* _Written problem_: Images are not part of the copy; write out the rest of the data exactly as given.

(Extracted records)
::::::::::
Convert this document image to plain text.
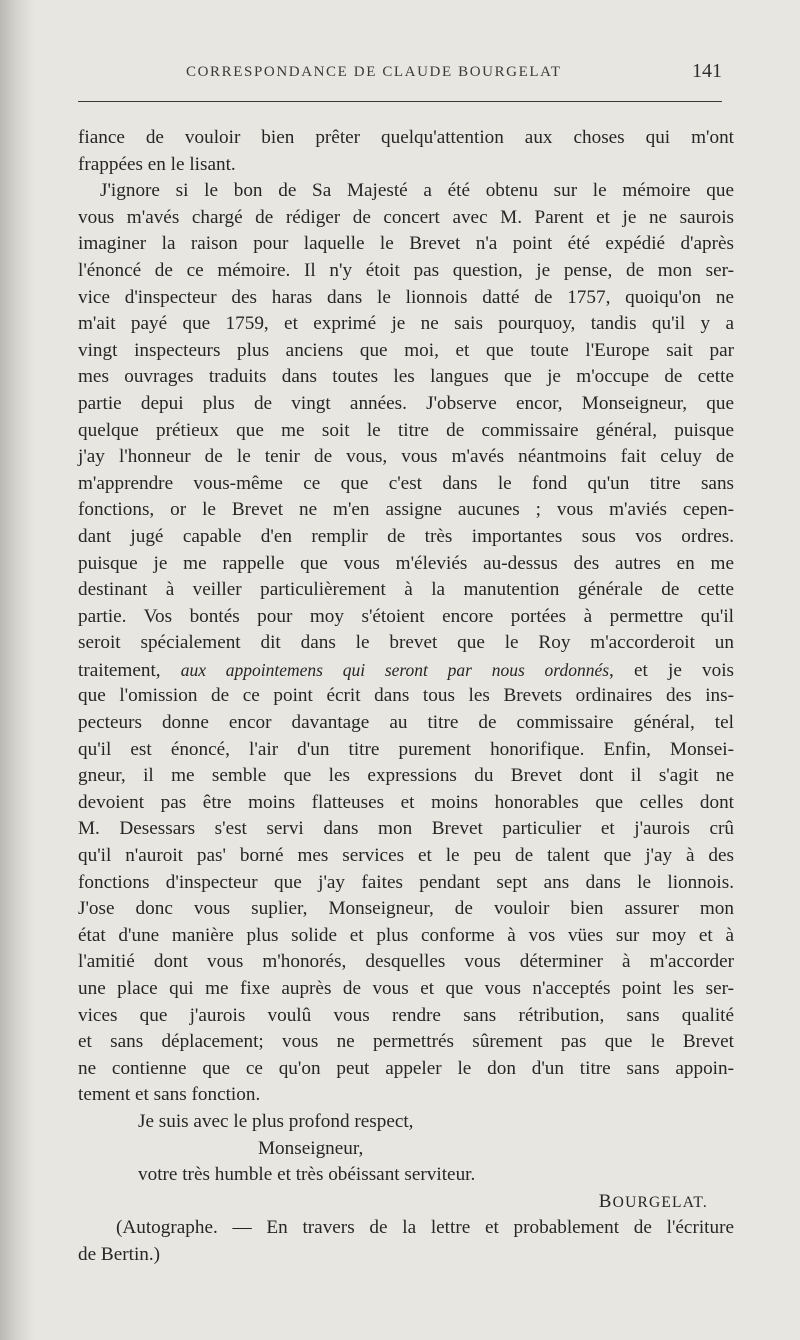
CORRESPONDANCE DE CLAUDE BOURGELAT	141
fiance de vouloir bien prêter quelqu'attention aux choses qui m'ont
frappées en le lisant.
J'ignore si le bon de Sa Majesté a été obtenu sur le mémoire que
vous m'avés chargé de rédiger de concert avec M. Parent et je ne saurois
imaginer la raison pour laquelle le Brevet n'a point été expédié d'après
l'énoncé de ce mémoire. Il n'y étoit pas question, je pense, de mon ser-
vice d'inspecteur des haras dans le lionnois datté de 1757, quoiqu'on ne
m'ait payé que 1759, et exprimé je ne sais pourquoy, tandis qu'il y a
vingt inspecteurs plus anciens que moi, et que toute l'Europe sait par
mes ouvrages traduits dans toutes les langues que je m'occupe de cette
partie depui plus de vingt années. J'observe encor, Monseigneur, que
quelque prétieux que me soit le titre de commissaire général, puisque
j'ay l'honneur de le tenir de vous, vous m'avés néantmoins fait celuy de
m'apprendre vous-même ce que c'est dans le fond qu'un titre sans
fonctions, or le Brevet ne m'en assigne aucunes ; vous m'aviés cepen-
dant jugé capable d'en remplir de très importantes sous vos ordres.
puisque je me rappelle que vous m'éleviés au-dessus des autres en me
destinant à veiller particulièrement à la manutention générale de cette
partie. Vos bontés pour moy s'étoient encore portées à permettre qu'il
seroit spécialement dit dans le brevet que le Roy m'accorderoit un
traitement, aux appointemens qui seront par nous ordonnés, et je vois
que l'omission de ce point écrit dans tous les Brevets ordinaires des ins-
pecteurs donne encor davantage au titre de commissaire général, tel
qu'il est énoncé, l'air d'un titre purement honorifique. Enfin, Monsei-
gneur, il me semble que les expressions du Brevet dont il s'agit ne
devoient pas être moins flatteuses et moins honorables que celles dont
M. Desessars s'est servi dans mon Brevet particulier et j'aurois crû
qu'il n'auroit pas' borné mes services et le peu de talent que j'ay à des
fonctions d'inspecteur que j'ay faites pendant sept ans dans le lionnois.
J'ose donc vous suplier, Monseigneur, de vouloir bien assurer mon
état d'une manière plus solide et plus conforme à vos vües sur moy et à
l'amitié dont vous m'honorés, desquelles vous déterminer à m'accorder
une place qui me fixe auprès de vous et que vous n'acceptés point les ser-
vices que j'aurois voulû vous rendre sans rétribution, sans qualité
et sans déplacement; vous ne permettrés sûrement pas que le Brevet
ne contienne que ce qu'on peut appeler le don d'un titre sans appoin-
tement et sans fonction.
Je suis avec le plus profond respect,
Monseigneur,
votre très humble et très obéissant serviteur.
BOURGELAT.
(Autographe. — En travers de la lettre et probablement de l'écriture
de Bertin.)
::::::::::
* _Finished answer_:
Convert this document image to plain text.
CORRESPONDANCE DE CLAUDE BOURGELAT	141
fiance de vouloir bien prêter quelqu'attention aux choses qui m'ont
frappées en le lisant.
J'ignore si le bon de Sa Majesté a été obtenu sur le mémoire que
vous m'avés chargé de rédiger de concert avec M. Parent et je ne saurois
imaginer la raison pour laquelle le Brevet n'a point été expédié d'après
l'énoncé de ce mémoire. Il n'y étoit pas question, je pense, de mon ser-
vice d'inspecteur des haras dans le lionnois datté de 1757, quoiqu'on ne
m'ait payé que 1759, et exprimé je ne sais pourquoy, tandis qu'il y a
vingt inspecteurs plus anciens que moi, et que toute l'Europe sait par
mes ouvrages traduits dans toutes les langues que je m'occupe de cette
partie depui plus de vingt années. J'observe encor, Monseigneur, que
quelque prétieux que me soit le titre de commissaire général, puisque
j'ay l'honneur de le tenir de vous, vous m'avés néantmoins fait celuy de
m'apprendre vous-même ce que c'est dans le fond qu'un titre sans
fonctions, or le Brevet ne m'en assigne aucunes ; vous m'aviés cepen-
dant jugé capable d'en remplir de très importantes sous vos ordres.
puisque je me rappelle que vous m'éleviés au-dessus des autres en me
destinant à veiller particulièrement à la manutention générale de cette
partie. Vos bontés pour moy s'étoient encore portées à permettre qu'il
seroit spécialement dit dans le brevet que le Roy m'accorderoit un
traitement, aux appointemens qui seront par nous ordonnés, et je vois
que l'omission de ce point écrit dans tous les Brevets ordinaires des ins-
pecteurs donne encor davantage au titre de commissaire général, tel
qu'il est énoncé, l'air d'un titre purement honorifique. Enfin, Monsei-
gneur, il me semble que les expressions du Brevet dont il s'agit ne
devoient pas être moins flatteuses et moins honorables que celles dont
M. Desessars s'est servi dans mon Brevet particulier et j'aurois crû
qu'il n'auroit pas' borné mes services et le peu de talent que j'ay à des
fonctions d'inspecteur que j'ay faites pendant sept ans dans le lionnois.
J'ose donc vous suplier, Monseigneur, de vouloir bien assurer mon
état d'une manière plus solide et plus conforme à vos vües sur moy et à
l'amitié dont vous m'honorés, desquelles vous déterminer à m'accorder
une place qui me fixe auprès de vous et que vous n'acceptés point les ser-
vices que j'aurois voulû vous rendre sans rétribution, sans qualité
et sans déplacement; vous ne permettrés sûrement pas que le Brevet
ne contienne que ce qu'on peut appeler le don d'un titre sans appoin-
tement et sans fonction.
Je suis avec le plus profond respect,
Monseigneur,
votre très humble et très obéissant serviteur.
BOURGELAT.
(Autographe. — En travers de la lettre et probablement de l'écriture
de Bertin.)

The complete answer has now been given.